> **TASK**: Reproduce each line exactly.

§ §

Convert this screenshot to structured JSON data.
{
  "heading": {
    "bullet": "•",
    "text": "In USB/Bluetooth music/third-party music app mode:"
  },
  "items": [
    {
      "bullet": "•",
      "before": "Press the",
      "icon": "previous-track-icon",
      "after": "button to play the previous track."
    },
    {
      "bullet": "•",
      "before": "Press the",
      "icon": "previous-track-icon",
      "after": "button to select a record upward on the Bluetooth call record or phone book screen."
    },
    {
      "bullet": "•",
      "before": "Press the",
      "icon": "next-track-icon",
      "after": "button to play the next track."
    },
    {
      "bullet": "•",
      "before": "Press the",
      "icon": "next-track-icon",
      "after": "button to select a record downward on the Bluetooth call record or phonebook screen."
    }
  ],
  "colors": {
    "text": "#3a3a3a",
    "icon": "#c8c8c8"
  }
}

§ §

> **RESPONSE**:
Convert this screenshot to structured JSON data.
{
  "heading": {
    "bullet": "•",
    "text": "In USB/Bluetooth music/third-party music app mode:"
  },
  "items": [
    {
      "bullet": "•",
      "before": "Press the",
      "icon": "previous-track-icon",
      "after": "button to play the previous track."
    },
    {
      "bullet": "•",
      "before": "Press the",
      "icon": "previous-track-icon",
      "after": "button to select a record upward on the Bluetooth call record or phone book screen."
    },
    {
      "bullet": "•",
      "before": "Press the",
      "icon": "next-track-icon",
      "after": "button to play the next track."
    },
    {
      "bullet": "•",
      "before": "Press the",
      "icon": "next-track-icon",
      "after": "button to select a record downward on the Bluetooth call record or phonebook screen."
    }
  ],
  "colors": {
    "text": "#3a3a3a",
    "icon": "#c8c8c8"
  }
}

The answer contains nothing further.